> Set task:
Output the material below in its entirety, exactly as given.

> Given records:
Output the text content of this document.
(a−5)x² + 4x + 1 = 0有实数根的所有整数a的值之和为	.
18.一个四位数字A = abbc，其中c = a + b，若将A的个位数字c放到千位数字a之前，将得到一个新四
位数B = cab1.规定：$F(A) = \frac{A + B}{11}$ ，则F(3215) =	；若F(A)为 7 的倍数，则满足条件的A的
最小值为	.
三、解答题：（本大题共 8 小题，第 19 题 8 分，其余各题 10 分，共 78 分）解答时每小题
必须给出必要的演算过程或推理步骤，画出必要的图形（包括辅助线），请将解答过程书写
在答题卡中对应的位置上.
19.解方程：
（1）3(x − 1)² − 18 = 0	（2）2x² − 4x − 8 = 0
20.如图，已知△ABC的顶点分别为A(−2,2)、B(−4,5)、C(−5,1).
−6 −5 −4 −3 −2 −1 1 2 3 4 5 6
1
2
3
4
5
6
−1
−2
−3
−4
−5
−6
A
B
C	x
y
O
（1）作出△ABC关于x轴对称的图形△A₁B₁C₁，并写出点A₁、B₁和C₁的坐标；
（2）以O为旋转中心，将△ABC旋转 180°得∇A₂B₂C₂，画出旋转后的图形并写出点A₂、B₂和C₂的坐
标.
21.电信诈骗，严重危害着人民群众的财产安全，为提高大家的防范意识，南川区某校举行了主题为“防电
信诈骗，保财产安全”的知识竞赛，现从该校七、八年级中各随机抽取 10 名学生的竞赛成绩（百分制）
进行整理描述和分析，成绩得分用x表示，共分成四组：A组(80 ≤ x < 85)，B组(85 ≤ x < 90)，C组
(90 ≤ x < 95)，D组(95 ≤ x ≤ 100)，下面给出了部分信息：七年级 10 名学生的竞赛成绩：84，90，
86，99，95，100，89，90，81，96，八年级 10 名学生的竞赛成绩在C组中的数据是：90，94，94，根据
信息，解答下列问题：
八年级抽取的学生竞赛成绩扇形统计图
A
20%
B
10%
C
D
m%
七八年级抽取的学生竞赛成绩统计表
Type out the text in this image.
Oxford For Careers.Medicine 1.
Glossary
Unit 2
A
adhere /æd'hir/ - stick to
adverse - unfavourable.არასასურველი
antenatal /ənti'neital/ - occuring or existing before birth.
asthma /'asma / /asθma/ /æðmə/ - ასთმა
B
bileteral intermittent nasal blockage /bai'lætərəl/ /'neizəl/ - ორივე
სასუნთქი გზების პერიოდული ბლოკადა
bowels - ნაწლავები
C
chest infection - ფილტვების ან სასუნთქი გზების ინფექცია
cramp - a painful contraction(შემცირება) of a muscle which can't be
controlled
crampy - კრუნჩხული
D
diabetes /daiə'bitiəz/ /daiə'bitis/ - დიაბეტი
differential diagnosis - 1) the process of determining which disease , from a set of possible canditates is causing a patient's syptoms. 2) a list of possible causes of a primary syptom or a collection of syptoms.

> Right answer:
Output the text content of this document.
(a−5)x² + 4x + 1 = 0有实数根的所有整数a的值之和为	.
18.一个四位数字A = abbc，其中c = a + b，若将A的个位数字c放到千位数字a之前，将得到一个新四
位数B = cab1.规定：$F(A) = \frac{A + B}{11}$ ，则F(3215) =	；若F(A)为 7 的倍数，则满足条件的A的
最小值为	.
三、解答题：（本大题共 8 小题，第 19 题 8 分，其余各题 10 分，共 78 分）解答时每小题
必须给出必要的演算过程或推理步骤，画出必要的图形（包括辅助线），请将解答过程书写
在答题卡中对应的位置上.
19.解方程：
（1）3(x − 1)² − 18 = 0	（2）2x² − 4x − 8 = 0
20.如图，已知△ABC的顶点分别为A(−2,2)、B(−4,5)、C(−5,1).
−6 −5 −4 −3 −2 −1 1 2 3 4 5 6
1
2
3
4
5
6
−1
−2
−3
−4
−5
−6
A
B
C	x
y
O
（1）作出△ABC关于x轴对称的图形△A₁B₁C₁，并写出点A₁、B₁和C₁的坐标；
（2）以O为旋转中心，将△ABC旋转 180°得∇A₂B₂C₂，画出旋转后的图形并写出点A₂、B₂和C₂的坐
标.
21.电信诈骗，严重危害着人民群众的财产安全，为提高大家的防范意识，南川区某校举行了主题为“防电
信诈骗，保财产安全”的知识竞赛，现从该校七、八年级中各随机抽取 10 名学生的竞赛成绩（百分制）
进行整理描述和分析，成绩得分用x表示，共分成四组：A组(80 ≤ x < 85)，B组(85 ≤ x < 90)，C组
(90 ≤ x < 95)，D组(95 ≤ x ≤ 100)，下面给出了部分信息：七年级 10 名学生的竞赛成绩：84，90，
86，99，95，100，89，90，81，96，八年级 10 名学生的竞赛成绩在C组中的数据是：90，94，94，根据
信息，解答下列问题：
八年级抽取的学生竞赛成绩扇形统计图
A
20%
B
10%
C
D
m%
七八年级抽取的学生竞赛成绩统计表
Type out the text in this image.
Oxford For Careers.Medicine 1.
Glossary
Unit 2
A
adhere /æd'hir/ - stick to
adverse - unfavourable.არასასურველი
antenatal /ənti'neital/ - occuring or existing before birth.
asthma /'asma / /asθma/ /æðmə/ - ასთმა
B
bileteral intermittent nasal blockage /bai'lætərəl/ /'neizəl/ - ორივე
სასუნთქი გზების პერიოდული ბლოკადა
bowels - ნაწლავები
C
chest infection - ფილტვების ან სასუნთქი გზების ინფექცია
cramp - a painful contraction(შემცირება) of a muscle which can't be
controlled
crampy - კრუნჩხული
D
diabetes /daiə'bitiəz/ /daiə'bitis/ - დიაბეტი
differential diagnosis - 1) the process of determining which disease , from a set of possible canditates is causing a patient's syptoms. 2) a list of possible causes of a primary syptom or a collection of syptoms.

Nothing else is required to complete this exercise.